* Short problem
Among the records below, find each line that includes the string "title" and copy it.
══ Dataset
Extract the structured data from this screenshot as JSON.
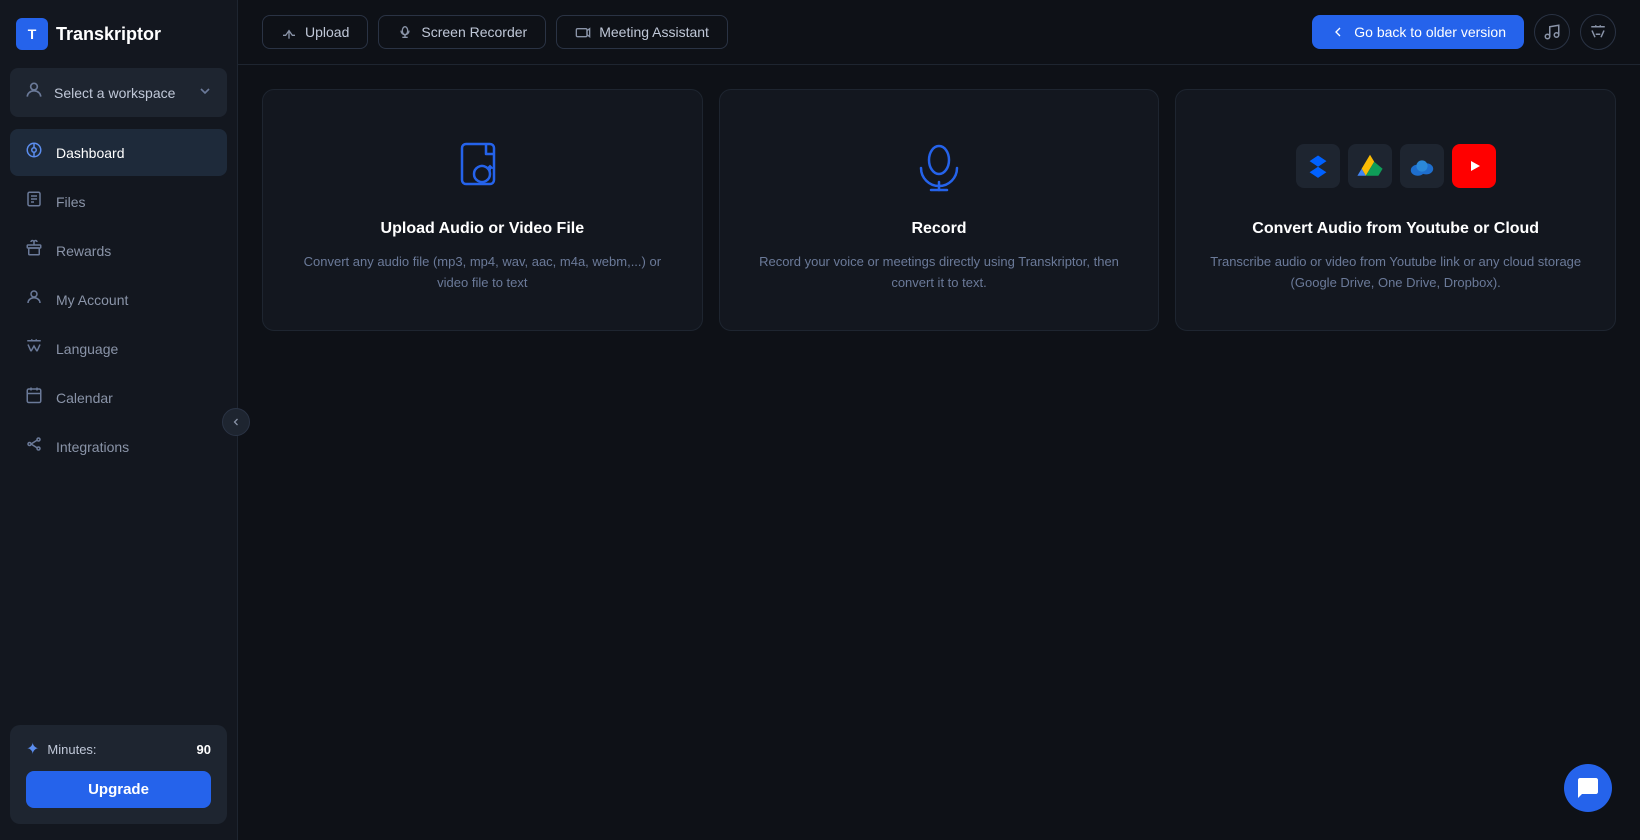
{
  "app": {
    "logo_letter": "T",
    "logo_name": "Transkriptor"
  },
  "sidebar": {
    "workspace_label": "Select a workspace",
    "nav_items": [
      {
        "id": "dashboard",
        "label": "Dashboard",
        "icon": "⊙",
        "active": true
      },
      {
        "id": "files",
        "label": "Files",
        "icon": "📄",
        "active": false
      },
      {
        "id": "rewards",
        "label": "Rewards",
        "icon": "🎁",
        "active": false
      },
      {
        "id": "my-account",
        "label": "My Account",
        "icon": "👤",
        "active": false
      },
      {
        "id": "language",
        "label": "Language",
        "icon": "✱",
        "active": false
      },
      {
        "id": "calendar",
        "label": "Calendar",
        "icon": "📅",
        "active": false
      },
      {
        "id": "integrations",
        "label": "Integrations",
        "icon": "⚡",
        "active": false
      }
    ],
    "minutes_label": "Minutes:",
    "minutes_value": "90",
    "upgrade_label": "Upgrade"
  },
  "topbar": {
    "upload_label": "Upload",
    "screen_recorder_label": "Screen Recorder",
    "meeting_assistant_label": "Meeting Assistant",
    "go_back_label": "Go back to older version"
  },
  "cards": [
    {
      "id": "upload",
      "title": "Upload Audio or Video File",
      "desc": "Convert any audio file (mp3, mp4, wav, aac, m4a, webm,...) or video file to text"
    },
    {
      "id": "record",
      "title": "Record",
      "desc": "Record your voice or meetings directly using Transkriptor, then convert it to text."
    },
    {
      "id": "cloud",
      "title": "Convert Audio from Youtube or Cloud",
      "desc": "Transcribe audio or video from Youtube link or any cloud storage (Google Drive, One Drive, Dropbox)."
    }
  ]
}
════
* Expected answer
      "title": "Upload Audio or Video File",
      "title": "Record",
      "title": "Convert Audio from Youtube or Cloud",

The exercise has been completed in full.